Problem requirements: Every line of the material that follows must be printed again exactly.

Extracted entries:

------------------------

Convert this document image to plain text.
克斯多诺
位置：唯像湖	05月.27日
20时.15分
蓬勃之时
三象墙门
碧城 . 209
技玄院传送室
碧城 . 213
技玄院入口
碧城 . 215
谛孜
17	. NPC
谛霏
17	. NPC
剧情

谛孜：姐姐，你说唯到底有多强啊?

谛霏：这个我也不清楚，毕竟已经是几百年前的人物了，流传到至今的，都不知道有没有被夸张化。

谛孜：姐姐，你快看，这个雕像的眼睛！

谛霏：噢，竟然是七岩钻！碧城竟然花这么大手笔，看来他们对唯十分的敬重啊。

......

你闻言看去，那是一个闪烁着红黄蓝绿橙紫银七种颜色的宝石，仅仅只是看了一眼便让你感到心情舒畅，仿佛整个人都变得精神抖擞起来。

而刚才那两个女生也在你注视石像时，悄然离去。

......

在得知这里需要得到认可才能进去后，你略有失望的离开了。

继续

------------------------

Solution for this problem:
Convert this document image to plain text.
克斯多诺
位置：唯像湖	05月.27日
20时.15分
蓬勃之时
三象墙门
碧城 . 209
技玄院传送室
碧城 . 213
技玄院入口
碧城 . 215
谛孜
17	. NPC
谛霏
17	. NPC
剧情

谛孜：姐姐，你说唯到底有多强啊?

谛霏：这个我也不清楚，毕竟已经是几百年前的人物了，流传到至今的，都不知道有没有被夸张化。

谛孜：姐姐，你快看，这个雕像的眼睛！

谛霏：噢，竟然是七岩钻！碧城竟然花这么大手笔，看来他们对唯十分的敬重啊。

......

你闻言看去，那是一个闪烁着红黄蓝绿橙紫银七种颜色的宝石，仅仅只是看了一眼便让你感到心情舒畅，仿佛整个人都变得精神抖擞起来。

而刚才那两个女生也在你注视石像时，悄然离去。

......

在得知这里需要得到认可才能进去后，你略有失望的离开了。

继续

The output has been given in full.